◆ Problem
Convert the lines from the start of the records through the line containing "table-row [82,368,580,756]" into a JSON list of strings, one string per line and no blank lines.

◆ Input data
········

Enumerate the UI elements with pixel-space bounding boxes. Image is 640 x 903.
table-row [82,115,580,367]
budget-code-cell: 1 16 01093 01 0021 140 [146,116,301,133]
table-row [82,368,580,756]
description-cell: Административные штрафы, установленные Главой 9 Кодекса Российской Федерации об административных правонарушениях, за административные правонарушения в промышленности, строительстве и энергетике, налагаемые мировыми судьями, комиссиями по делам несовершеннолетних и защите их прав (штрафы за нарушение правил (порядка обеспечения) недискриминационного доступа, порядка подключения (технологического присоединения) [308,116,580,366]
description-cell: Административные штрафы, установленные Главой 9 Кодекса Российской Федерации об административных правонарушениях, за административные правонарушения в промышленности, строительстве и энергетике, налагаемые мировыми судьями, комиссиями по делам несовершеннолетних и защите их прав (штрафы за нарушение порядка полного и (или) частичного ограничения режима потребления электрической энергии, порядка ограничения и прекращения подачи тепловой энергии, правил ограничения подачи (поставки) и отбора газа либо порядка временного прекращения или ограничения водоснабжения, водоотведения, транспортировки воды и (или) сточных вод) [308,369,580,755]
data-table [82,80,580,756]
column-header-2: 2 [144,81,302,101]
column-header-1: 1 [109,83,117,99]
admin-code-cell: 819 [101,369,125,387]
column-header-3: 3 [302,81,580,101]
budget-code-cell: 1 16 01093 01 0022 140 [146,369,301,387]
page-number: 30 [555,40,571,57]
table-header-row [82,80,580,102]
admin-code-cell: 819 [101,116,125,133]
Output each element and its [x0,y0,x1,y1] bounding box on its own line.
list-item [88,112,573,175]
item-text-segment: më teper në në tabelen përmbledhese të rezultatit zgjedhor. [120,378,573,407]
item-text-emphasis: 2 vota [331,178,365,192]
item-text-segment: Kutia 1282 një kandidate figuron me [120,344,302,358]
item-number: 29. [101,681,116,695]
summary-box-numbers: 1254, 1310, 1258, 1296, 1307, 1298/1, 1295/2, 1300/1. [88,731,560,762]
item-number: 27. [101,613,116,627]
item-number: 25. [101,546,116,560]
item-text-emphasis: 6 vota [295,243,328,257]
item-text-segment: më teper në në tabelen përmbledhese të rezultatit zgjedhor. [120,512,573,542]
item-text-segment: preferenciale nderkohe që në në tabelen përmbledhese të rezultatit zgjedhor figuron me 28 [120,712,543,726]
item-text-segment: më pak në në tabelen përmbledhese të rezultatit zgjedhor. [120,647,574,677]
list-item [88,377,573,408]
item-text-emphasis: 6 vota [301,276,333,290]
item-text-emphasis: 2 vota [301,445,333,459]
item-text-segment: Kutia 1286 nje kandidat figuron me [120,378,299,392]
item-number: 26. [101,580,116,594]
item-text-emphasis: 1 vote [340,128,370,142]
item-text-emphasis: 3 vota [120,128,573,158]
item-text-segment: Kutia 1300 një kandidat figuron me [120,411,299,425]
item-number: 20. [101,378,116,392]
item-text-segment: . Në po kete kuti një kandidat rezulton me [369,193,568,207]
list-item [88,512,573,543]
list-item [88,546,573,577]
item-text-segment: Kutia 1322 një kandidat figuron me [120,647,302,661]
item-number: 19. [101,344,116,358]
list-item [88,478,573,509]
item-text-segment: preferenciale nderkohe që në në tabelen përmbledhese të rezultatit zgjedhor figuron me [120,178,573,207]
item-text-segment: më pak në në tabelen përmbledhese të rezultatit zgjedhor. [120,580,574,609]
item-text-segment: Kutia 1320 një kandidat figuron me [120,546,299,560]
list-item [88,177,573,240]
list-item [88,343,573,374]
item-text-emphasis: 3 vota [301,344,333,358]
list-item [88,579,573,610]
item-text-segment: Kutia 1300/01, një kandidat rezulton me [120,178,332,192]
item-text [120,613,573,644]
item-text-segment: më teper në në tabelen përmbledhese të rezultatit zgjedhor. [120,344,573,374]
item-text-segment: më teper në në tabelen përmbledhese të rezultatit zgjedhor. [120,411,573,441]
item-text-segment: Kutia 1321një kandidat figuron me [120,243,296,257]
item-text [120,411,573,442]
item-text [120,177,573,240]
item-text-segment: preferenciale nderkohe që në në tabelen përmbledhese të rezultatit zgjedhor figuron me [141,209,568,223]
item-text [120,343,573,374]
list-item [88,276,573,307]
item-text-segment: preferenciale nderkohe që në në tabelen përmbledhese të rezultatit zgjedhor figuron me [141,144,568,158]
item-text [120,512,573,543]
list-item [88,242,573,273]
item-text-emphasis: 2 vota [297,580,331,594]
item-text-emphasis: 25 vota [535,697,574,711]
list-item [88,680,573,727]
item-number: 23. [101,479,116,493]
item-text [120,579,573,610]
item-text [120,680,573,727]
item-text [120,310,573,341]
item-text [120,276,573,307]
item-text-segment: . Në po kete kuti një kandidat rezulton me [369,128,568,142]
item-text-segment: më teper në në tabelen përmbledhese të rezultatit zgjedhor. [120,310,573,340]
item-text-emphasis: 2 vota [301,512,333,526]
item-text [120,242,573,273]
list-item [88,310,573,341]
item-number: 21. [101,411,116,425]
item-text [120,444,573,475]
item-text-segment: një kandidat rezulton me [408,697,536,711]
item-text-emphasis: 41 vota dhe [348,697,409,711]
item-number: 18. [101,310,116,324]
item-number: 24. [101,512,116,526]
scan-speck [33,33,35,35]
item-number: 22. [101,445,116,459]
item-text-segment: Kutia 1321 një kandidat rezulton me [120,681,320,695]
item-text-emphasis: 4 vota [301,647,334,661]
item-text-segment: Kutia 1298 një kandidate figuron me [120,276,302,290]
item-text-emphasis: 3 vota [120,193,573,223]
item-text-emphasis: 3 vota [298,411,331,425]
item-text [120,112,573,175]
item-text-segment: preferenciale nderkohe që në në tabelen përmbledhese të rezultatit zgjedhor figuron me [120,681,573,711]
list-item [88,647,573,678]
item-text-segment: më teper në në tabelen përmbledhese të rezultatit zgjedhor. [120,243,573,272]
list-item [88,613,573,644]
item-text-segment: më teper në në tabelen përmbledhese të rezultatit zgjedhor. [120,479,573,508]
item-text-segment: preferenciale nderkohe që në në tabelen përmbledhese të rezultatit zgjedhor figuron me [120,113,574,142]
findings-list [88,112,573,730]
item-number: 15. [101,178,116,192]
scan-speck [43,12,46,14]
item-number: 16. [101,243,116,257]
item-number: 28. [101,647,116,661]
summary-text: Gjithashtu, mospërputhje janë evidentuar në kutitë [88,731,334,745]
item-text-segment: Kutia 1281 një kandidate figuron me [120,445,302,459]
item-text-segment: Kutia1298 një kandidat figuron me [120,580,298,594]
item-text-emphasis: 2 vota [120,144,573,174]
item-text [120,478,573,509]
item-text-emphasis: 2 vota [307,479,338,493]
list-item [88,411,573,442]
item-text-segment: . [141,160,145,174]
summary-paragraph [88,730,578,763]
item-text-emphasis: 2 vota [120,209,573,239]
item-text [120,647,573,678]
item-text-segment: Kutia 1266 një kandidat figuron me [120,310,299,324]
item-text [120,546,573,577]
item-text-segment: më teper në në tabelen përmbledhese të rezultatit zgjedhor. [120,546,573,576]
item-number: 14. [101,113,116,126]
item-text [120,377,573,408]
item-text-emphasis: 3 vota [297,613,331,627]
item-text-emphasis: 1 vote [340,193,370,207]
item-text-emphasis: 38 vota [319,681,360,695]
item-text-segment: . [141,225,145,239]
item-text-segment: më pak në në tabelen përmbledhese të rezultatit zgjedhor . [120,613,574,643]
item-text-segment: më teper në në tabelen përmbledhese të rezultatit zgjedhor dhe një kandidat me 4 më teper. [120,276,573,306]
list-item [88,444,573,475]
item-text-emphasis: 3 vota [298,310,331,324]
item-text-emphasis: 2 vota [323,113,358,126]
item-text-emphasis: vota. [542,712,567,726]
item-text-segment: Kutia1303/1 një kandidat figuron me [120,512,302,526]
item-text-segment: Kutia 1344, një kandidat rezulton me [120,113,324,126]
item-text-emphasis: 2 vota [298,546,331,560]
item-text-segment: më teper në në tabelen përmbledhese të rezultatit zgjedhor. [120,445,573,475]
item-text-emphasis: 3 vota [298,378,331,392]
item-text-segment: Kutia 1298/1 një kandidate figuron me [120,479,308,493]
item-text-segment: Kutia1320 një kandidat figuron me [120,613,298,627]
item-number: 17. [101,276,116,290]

········

◆ Problem solution
[
  "Enumerate the UI elements with pixel-space bounding boxes. Image is 640 x 903.",
  "table-row [82,115,580,367]",
  "budget-code-cell: 1 16 01093 01 0021 140 [146,116,301,133]",
  "table-row [82,368,580,756]"
]